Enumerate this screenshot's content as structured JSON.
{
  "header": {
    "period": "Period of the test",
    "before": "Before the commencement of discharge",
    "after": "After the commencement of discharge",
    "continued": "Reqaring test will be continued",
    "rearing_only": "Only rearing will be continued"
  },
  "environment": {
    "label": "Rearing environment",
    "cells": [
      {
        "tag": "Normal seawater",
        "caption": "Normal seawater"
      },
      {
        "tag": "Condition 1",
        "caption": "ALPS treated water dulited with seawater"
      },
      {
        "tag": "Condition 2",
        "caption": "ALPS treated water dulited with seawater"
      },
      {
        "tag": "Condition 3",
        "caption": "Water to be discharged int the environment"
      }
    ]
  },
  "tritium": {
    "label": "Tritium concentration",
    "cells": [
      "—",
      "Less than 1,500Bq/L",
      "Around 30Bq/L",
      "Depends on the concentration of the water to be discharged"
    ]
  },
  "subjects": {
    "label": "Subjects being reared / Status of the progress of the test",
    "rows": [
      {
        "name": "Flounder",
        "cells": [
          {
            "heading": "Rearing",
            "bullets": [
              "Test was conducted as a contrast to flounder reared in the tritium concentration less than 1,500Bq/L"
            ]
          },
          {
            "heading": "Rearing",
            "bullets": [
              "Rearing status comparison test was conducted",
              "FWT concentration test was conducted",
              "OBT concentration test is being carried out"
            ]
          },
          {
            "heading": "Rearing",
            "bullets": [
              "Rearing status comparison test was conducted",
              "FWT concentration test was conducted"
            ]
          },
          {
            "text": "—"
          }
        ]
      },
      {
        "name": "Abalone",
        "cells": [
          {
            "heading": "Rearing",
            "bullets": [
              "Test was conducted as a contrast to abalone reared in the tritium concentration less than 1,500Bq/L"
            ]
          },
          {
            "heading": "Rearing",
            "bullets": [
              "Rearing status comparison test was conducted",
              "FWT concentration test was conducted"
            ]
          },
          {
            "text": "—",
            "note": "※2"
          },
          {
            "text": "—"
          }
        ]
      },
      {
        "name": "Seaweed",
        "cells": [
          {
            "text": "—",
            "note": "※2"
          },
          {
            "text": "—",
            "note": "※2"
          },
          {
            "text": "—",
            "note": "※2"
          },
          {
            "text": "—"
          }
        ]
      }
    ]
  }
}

────────

Please reproduce all of the entries exactly as they stand.

THE RESULT:
Enumerate this screenshot's content as structured JSON.
{
  "header": {
    "period": "Period of the test",
    "before": "Before the commencement of discharge",
    "after": "After the commencement of discharge",
    "continued": "Reqaring test will be continued",
    "rearing_only": "Only rearing will be continued"
  },
  "environment": {
    "label": "Rearing environment",
    "cells": [
      {
        "tag": "Normal seawater",
        "caption": "Normal seawater"
      },
      {
        "tag": "Condition 1",
        "caption": "ALPS treated water dulited with seawater"
      },
      {
        "tag": "Condition 2",
        "caption": "ALPS treated water dulited with seawater"
      },
      {
        "tag": "Condition 3",
        "caption": "Water to be discharged int the environment"
      }
    ]
  },
  "tritium": {
    "label": "Tritium concentration",
    "cells": [
      "—",
      "Less than 1,500Bq/L",
      "Around 30Bq/L",
      "Depends on the concentration of the water to be discharged"
    ]
  },
  "subjects": {
    "label": "Subjects being reared / Status of the progress of the test",
    "rows": [
      {
        "name": "Flounder",
        "cells": [
          {
            "heading": "Rearing",
            "bullets": [
              "Test was conducted as a contrast to flounder reared in the tritium concentration less than 1,500Bq/L"
            ]
          },
          {
            "heading": "Rearing",
            "bullets": [
              "Rearing status comparison test was conducted",
              "FWT concentration test was conducted",
              "OBT concentration test is being carried out"
            ]
          },
          {
            "heading": "Rearing",
            "bullets": [
              "Rearing status comparison test was conducted",
              "FWT concentration test was conducted"
            ]
          },
          {
            "text": "—"
          }
        ]
      },
      {
        "name": "Abalone",
        "cells": [
          {
            "heading": "Rearing",
            "bullets": [
              "Test was conducted as a contrast to abalone reared in the tritium concentration less than 1,500Bq/L"
            ]
          },
          {
            "heading": "Rearing",
            "bullets": [
              "Rearing status comparison test was conducted",
              "FWT concentration test was conducted"
            ]
          },
          {
            "text": "—",
            "note": "※2"
          },
          {
            "text": "—"
          }
        ]
      },
      {
        "name": "Seaweed",
        "cells": [
          {
            "text": "—",
            "note": "※2"
          },
          {
            "text": "—",
            "note": "※2"
          },
          {
            "text": "—",
            "note": "※2"
          },
          {
            "text": "—"
          }
        ]
      }
    ]
  }
}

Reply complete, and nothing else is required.